DATA LISTING:
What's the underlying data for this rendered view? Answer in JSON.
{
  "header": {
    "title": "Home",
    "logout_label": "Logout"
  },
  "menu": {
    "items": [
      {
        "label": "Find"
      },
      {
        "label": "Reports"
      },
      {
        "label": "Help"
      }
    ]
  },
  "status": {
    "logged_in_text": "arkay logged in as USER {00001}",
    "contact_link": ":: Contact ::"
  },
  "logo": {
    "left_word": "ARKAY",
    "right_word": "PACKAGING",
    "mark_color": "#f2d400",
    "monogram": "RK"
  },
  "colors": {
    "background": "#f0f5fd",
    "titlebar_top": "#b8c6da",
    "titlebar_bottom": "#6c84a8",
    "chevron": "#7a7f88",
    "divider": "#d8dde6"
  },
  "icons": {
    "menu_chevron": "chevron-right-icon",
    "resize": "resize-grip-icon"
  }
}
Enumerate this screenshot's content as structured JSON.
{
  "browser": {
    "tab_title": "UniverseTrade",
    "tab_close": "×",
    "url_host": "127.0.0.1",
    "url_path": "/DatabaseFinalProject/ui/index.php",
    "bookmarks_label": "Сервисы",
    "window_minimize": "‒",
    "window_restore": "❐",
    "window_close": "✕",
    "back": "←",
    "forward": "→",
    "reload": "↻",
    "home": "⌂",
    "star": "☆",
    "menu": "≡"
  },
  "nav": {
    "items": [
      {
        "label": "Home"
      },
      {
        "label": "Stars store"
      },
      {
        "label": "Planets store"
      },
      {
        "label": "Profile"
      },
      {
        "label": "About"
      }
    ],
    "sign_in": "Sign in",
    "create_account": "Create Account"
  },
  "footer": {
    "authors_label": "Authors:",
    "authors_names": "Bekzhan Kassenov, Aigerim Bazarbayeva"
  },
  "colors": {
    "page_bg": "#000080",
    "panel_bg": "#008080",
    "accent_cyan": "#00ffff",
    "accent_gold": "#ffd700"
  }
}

WRITTEN INSTRUCTION: Scan the records above, count the lines with "this" in them, and give only the number.

WRITTEN RESPONSE: 2